Rewrite every line of the items below, replacing "bbox" with "bounding box" and changing nothing else. Leave the pictures out.

-------

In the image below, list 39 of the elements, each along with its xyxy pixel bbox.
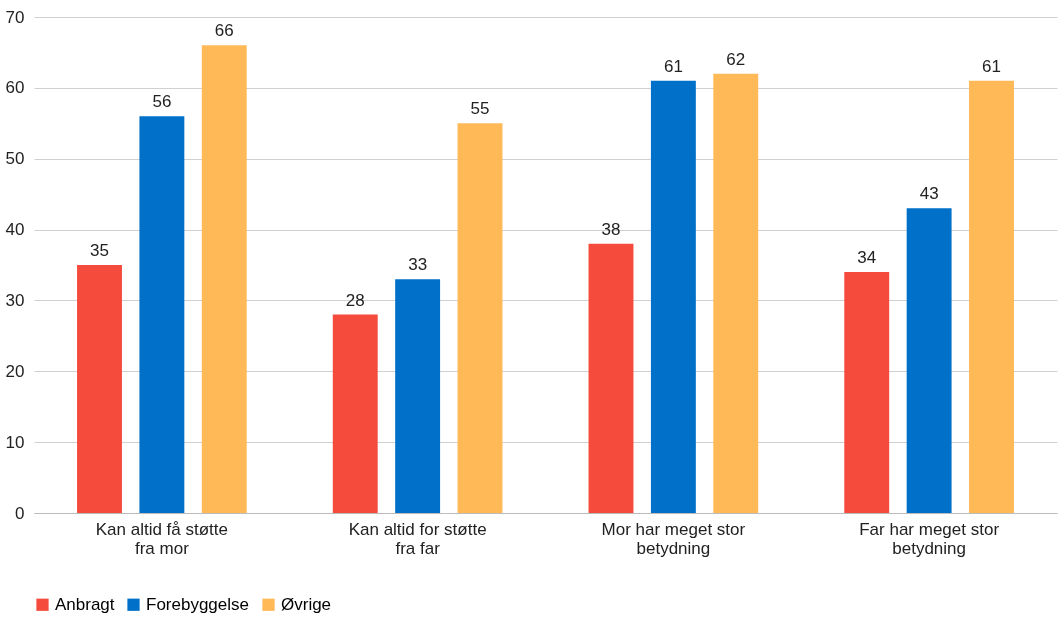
x-tick-label: Far har meget stor betydning (859, 519, 1000, 558)
data-label: 55 (470, 99, 490, 119)
legend-label: Anbragt (55, 594, 115, 614)
bar (139, 116, 185, 513)
bar (650, 80, 696, 513)
data-label: 61 (982, 56, 1001, 76)
bar (77, 265, 122, 513)
x-tick-label: Kan altid for støtte fra far (348, 519, 487, 558)
bar (969, 80, 1014, 513)
y-tick-label: 30 (5, 290, 25, 310)
bar (201, 45, 247, 513)
x-tick-label: Kan altid få støtte fra mor (95, 519, 229, 558)
bar (457, 123, 503, 513)
data-label: 34 (857, 248, 877, 268)
data-label: 28 (345, 290, 365, 310)
data-label: 43 (919, 184, 939, 204)
bar (395, 279, 441, 513)
legend-label: Øvrige (281, 594, 332, 614)
y-tick-label: 70 (5, 7, 25, 27)
legend-label: Forebyggelse (146, 594, 250, 614)
data-label: 38 (601, 219, 621, 239)
bar (332, 314, 378, 513)
bar (588, 243, 634, 513)
y-tick-label: 50 (5, 149, 25, 169)
bar (906, 208, 952, 513)
data-label: 33 (408, 255, 428, 275)
y-tick-label: 60 (5, 78, 25, 98)
y-tick-label: 10 (5, 432, 25, 452)
data-label: 61 (663, 56, 683, 76)
y-tick-label: 40 (5, 220, 25, 240)
data-label: 35 (90, 241, 109, 260)
y-tick-label: 0 (15, 503, 25, 523)
x-tick-label: Mor har meget stor betydning (601, 519, 746, 558)
bar (844, 272, 890, 513)
bar (713, 73, 759, 513)
data-label: 62 (726, 49, 746, 69)
data-label: 56 (152, 92, 172, 112)
data-label: 66 (214, 21, 234, 41)
y-tick-label: 20 (5, 361, 25, 381)
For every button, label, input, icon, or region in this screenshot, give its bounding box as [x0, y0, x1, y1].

-------

### Written response
In the image below, list 39 of the elements, each along with its xyxy pixel bounding box.
x-tick-label: Far har meget stor betydning (859, 519, 1000, 558)
data-label: 55 (470, 99, 490, 119)
legend-label: Anbragt (55, 594, 115, 614)
bar (139, 116, 185, 513)
bar (650, 80, 696, 513)
data-label: 61 (982, 56, 1001, 76)
bar (77, 265, 122, 513)
x-tick-label: Kan altid for støtte fra far (348, 519, 487, 558)
bar (969, 80, 1014, 513)
y-tick-label: 30 (5, 290, 25, 310)
bar (201, 45, 247, 513)
x-tick-label: Kan altid få støtte fra mor (95, 519, 229, 558)
bar (457, 123, 503, 513)
data-label: 34 (857, 248, 877, 268)
data-label: 28 (345, 290, 365, 310)
data-label: 43 (919, 184, 939, 204)
bar (395, 279, 441, 513)
legend-label: Øvrige (281, 594, 332, 614)
y-tick-label: 70 (5, 7, 25, 27)
legend-label: Forebyggelse (146, 594, 250, 614)
data-label: 38 (601, 219, 621, 239)
bar (332, 314, 378, 513)
bar (588, 243, 634, 513)
y-tick-label: 50 (5, 149, 25, 169)
bar (906, 208, 952, 513)
data-label: 33 (408, 255, 428, 275)
y-tick-label: 60 (5, 78, 25, 98)
y-tick-label: 10 (5, 432, 25, 452)
data-label: 61 (663, 56, 683, 76)
y-tick-label: 40 (5, 220, 25, 240)
data-label: 35 (90, 241, 109, 260)
y-tick-label: 0 (15, 503, 25, 523)
x-tick-label: Mor har meget stor betydning (601, 519, 746, 558)
bar (844, 272, 890, 513)
bar (713, 73, 759, 513)
data-label: 62 (726, 49, 746, 69)
data-label: 56 (152, 92, 172, 112)
data-label: 66 (214, 21, 234, 41)
y-tick-label: 20 (5, 361, 25, 381)
For every button, label, input, icon, or region in this screenshot, give its bounding box as [x0, y0, x1, y1].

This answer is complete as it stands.